[Transcript entries for document pages]
####################

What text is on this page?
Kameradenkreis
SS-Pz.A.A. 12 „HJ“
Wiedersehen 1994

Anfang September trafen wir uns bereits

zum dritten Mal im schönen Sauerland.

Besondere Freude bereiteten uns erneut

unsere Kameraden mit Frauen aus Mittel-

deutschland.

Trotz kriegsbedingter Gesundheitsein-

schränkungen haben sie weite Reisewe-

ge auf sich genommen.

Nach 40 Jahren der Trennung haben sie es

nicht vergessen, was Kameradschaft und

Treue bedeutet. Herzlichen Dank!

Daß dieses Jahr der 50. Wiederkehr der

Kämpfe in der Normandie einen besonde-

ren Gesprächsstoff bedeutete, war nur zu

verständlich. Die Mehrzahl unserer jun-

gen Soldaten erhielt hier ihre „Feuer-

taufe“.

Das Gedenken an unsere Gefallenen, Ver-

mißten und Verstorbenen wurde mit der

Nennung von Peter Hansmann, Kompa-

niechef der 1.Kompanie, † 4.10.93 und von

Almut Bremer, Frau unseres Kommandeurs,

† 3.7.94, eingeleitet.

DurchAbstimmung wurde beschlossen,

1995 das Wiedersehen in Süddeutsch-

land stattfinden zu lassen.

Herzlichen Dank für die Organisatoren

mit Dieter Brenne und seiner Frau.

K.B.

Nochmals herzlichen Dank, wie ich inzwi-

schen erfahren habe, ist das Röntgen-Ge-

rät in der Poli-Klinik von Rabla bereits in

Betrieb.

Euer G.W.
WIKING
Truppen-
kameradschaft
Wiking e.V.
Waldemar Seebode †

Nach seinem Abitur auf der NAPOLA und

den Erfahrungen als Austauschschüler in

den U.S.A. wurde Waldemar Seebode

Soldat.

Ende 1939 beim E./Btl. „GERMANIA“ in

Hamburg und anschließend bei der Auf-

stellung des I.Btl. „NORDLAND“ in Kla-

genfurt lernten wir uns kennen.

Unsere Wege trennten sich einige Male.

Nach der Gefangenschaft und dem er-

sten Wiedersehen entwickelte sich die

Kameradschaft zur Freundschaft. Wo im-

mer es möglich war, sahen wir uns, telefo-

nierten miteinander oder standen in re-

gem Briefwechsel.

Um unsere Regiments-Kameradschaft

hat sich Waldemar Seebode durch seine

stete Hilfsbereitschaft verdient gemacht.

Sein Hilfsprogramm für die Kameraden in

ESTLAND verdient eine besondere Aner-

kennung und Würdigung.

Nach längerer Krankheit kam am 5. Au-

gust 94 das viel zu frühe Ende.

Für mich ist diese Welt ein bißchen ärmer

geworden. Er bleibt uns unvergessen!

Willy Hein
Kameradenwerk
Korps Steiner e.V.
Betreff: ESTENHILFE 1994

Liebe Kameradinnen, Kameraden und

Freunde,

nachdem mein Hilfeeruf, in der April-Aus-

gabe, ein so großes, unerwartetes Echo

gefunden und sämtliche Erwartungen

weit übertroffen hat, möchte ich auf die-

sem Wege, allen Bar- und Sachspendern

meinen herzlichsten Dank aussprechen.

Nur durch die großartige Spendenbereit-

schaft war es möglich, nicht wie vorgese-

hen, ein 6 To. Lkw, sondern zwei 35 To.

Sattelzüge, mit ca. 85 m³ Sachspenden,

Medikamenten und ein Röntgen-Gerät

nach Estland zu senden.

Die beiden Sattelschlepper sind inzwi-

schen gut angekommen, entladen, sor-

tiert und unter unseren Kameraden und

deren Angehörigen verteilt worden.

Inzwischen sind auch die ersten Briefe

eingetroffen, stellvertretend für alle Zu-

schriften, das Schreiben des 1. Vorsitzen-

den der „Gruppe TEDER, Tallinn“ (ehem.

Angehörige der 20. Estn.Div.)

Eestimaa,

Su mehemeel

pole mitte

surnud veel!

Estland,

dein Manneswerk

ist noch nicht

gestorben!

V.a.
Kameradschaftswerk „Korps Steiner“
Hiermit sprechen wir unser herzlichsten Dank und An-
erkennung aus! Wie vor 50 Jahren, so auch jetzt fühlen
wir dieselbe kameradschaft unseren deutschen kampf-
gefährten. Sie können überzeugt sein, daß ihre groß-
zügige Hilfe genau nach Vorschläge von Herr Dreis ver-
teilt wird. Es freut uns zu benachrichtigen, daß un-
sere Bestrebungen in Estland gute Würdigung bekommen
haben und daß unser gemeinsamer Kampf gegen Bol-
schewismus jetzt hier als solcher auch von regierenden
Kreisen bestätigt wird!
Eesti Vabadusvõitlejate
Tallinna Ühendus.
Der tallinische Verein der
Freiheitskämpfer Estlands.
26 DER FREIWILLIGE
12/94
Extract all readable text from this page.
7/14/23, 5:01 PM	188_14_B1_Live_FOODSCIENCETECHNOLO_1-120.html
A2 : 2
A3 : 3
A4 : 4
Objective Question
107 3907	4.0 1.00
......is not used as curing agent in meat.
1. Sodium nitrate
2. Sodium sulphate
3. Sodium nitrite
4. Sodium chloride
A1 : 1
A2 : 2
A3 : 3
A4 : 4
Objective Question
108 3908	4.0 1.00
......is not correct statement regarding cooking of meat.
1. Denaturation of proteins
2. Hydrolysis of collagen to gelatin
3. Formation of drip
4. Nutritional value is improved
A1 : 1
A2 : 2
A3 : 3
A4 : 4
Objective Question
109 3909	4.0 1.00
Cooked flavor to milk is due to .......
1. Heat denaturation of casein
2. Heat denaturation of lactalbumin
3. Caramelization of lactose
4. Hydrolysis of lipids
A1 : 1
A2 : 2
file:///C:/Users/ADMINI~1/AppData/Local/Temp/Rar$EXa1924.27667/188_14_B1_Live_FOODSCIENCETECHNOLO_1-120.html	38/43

####################

WHAT YOU NEED TO DO – Search the entries above for lines containing the word "sich", and copy each one.

EXPECTED ANSWER –
ge auf sich genommen.
Unsere Wege trennten sich einige Male.
sten Wiedersehen entwickelte sich die
hat sich Waldemar Seebode durch seine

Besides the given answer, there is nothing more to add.